■ Instruction ■
Output all lines exactly, with nothing added or dropped.
====================
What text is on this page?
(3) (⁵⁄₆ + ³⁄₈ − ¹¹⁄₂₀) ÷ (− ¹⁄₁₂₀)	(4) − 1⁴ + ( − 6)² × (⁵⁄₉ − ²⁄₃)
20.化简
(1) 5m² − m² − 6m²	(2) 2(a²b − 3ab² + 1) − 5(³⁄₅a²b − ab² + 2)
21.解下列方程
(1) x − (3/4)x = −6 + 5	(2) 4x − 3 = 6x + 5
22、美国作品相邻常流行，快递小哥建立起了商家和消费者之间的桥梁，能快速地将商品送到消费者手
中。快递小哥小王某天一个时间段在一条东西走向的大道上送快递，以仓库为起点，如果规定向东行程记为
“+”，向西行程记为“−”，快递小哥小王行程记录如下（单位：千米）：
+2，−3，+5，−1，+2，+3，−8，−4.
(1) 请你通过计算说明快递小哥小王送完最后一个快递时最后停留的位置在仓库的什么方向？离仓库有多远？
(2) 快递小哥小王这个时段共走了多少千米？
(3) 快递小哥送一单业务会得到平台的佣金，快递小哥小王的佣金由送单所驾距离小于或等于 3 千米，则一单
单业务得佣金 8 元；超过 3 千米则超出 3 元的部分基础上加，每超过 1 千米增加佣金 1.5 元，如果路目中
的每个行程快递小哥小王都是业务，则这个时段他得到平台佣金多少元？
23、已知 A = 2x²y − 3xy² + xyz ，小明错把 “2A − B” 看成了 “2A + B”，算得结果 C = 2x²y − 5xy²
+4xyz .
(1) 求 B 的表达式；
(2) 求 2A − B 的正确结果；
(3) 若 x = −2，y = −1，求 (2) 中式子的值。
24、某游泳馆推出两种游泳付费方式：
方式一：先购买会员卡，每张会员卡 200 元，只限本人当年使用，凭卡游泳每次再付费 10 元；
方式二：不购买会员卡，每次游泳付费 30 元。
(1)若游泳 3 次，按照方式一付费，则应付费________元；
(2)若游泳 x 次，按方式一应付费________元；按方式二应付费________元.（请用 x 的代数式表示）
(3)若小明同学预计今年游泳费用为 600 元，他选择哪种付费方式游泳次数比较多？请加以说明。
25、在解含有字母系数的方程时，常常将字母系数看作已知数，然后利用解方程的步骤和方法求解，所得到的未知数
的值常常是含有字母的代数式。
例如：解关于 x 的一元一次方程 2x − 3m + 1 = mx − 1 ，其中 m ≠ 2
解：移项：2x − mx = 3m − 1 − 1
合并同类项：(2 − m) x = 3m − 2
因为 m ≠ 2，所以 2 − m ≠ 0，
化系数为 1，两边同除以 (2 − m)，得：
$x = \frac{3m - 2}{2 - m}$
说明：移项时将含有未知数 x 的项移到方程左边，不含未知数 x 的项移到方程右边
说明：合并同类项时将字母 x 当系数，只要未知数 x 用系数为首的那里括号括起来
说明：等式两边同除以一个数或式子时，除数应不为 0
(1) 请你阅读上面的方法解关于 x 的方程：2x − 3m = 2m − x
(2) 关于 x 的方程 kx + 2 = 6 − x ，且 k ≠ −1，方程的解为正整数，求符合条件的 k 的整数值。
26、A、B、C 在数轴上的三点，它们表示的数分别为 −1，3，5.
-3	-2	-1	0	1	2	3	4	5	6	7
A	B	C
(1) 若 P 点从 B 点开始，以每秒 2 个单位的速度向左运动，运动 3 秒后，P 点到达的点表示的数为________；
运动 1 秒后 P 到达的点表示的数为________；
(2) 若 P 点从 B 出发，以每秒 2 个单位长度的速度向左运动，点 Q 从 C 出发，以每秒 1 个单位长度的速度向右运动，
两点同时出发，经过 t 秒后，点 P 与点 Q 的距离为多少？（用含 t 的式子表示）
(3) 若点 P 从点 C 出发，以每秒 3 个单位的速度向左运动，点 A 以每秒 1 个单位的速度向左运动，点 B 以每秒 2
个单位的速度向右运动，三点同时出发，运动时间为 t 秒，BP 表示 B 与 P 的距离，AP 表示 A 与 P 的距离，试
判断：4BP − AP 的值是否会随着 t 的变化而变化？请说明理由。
====================
■ Task result ■
What text is on this page?
(3) (⁵⁄₆ + ³⁄₈ − ¹¹⁄₂₀) ÷ (− ¹⁄₁₂₀)	(4) − 1⁴ + ( − 6)² × (⁵⁄₉ − ²⁄₃)
20.化简
(1) 5m² − m² − 6m²	(2) 2(a²b − 3ab² + 1) − 5(³⁄₅a²b − ab² + 2)
21.解下列方程
(1) x − (3/4)x = −6 + 5	(2) 4x − 3 = 6x + 5
22、美国作品相邻常流行，快递小哥建立起了商家和消费者之间的桥梁，能快速地将商品送到消费者手
中。快递小哥小王某天一个时间段在一条东西走向的大道上送快递，以仓库为起点，如果规定向东行程记为
“+”，向西行程记为“−”，快递小哥小王行程记录如下（单位：千米）：
+2，−3，+5，−1，+2，+3，−8，−4.
(1) 请你通过计算说明快递小哥小王送完最后一个快递时最后停留的位置在仓库的什么方向？离仓库有多远？
(2) 快递小哥小王这个时段共走了多少千米？
(3) 快递小哥送一单业务会得到平台的佣金，快递小哥小王的佣金由送单所驾距离小于或等于 3 千米，则一单
单业务得佣金 8 元；超过 3 千米则超出 3 元的部分基础上加，每超过 1 千米增加佣金 1.5 元，如果路目中
的每个行程快递小哥小王都是业务，则这个时段他得到平台佣金多少元？
23、已知 A = 2x²y − 3xy² + xyz ，小明错把 “2A − B” 看成了 “2A + B”，算得结果 C = 2x²y − 5xy²
+4xyz .
(1) 求 B 的表达式；
(2) 求 2A − B 的正确结果；
(3) 若 x = −2，y = −1，求 (2) 中式子的值。
24、某游泳馆推出两种游泳付费方式：
方式一：先购买会员卡，每张会员卡 200 元，只限本人当年使用，凭卡游泳每次再付费 10 元；
方式二：不购买会员卡，每次游泳付费 30 元。
(1)若游泳 3 次，按照方式一付费，则应付费________元；
(2)若游泳 x 次，按方式一应付费________元；按方式二应付费________元.（请用 x 的代数式表示）
(3)若小明同学预计今年游泳费用为 600 元，他选择哪种付费方式游泳次数比较多？请加以说明。
25、在解含有字母系数的方程时，常常将字母系数看作已知数，然后利用解方程的步骤和方法求解，所得到的未知数
的值常常是含有字母的代数式。
例如：解关于 x 的一元一次方程 2x − 3m + 1 = mx − 1 ，其中 m ≠ 2
解：移项：2x − mx = 3m − 1 − 1
合并同类项：(2 − m) x = 3m − 2
因为 m ≠ 2，所以 2 − m ≠ 0，
化系数为 1，两边同除以 (2 − m)，得：
$x = \frac{3m - 2}{2 - m}$
说明：移项时将含有未知数 x 的项移到方程左边，不含未知数 x 的项移到方程右边
说明：合并同类项时将字母 x 当系数，只要未知数 x 用系数为首的那里括号括起来
说明：等式两边同除以一个数或式子时，除数应不为 0
(1) 请你阅读上面的方法解关于 x 的方程：2x − 3m = 2m − x
(2) 关于 x 的方程 kx + 2 = 6 − x ，且 k ≠ −1，方程的解为正整数，求符合条件的 k 的整数值。
26、A、B、C 在数轴上的三点，它们表示的数分别为 −1，3，5.
-3	-2	-1	0	1	2	3	4	5	6	7
A	B	C
(1) 若 P 点从 B 点开始，以每秒 2 个单位的速度向左运动，运动 3 秒后，P 点到达的点表示的数为________；
运动 1 秒后 P 到达的点表示的数为________；
(2) 若 P 点从 B 出发，以每秒 2 个单位长度的速度向左运动，点 Q 从 C 出发，以每秒 1 个单位长度的速度向右运动，
两点同时出发，经过 t 秒后，点 P 与点 Q 的距离为多少？（用含 t 的式子表示）
(3) 若点 P 从点 C 出发，以每秒 3 个单位的速度向左运动，点 A 以每秒 1 个单位的速度向左运动，点 B 以每秒 2
个单位的速度向右运动，三点同时出发，运动时间为 t 秒，BP 表示 B 与 P 的距离，AP 表示 A 与 P 的距离，试
判断：4BP − AP 的值是否会随着 t 的变化而变化？请说明理由。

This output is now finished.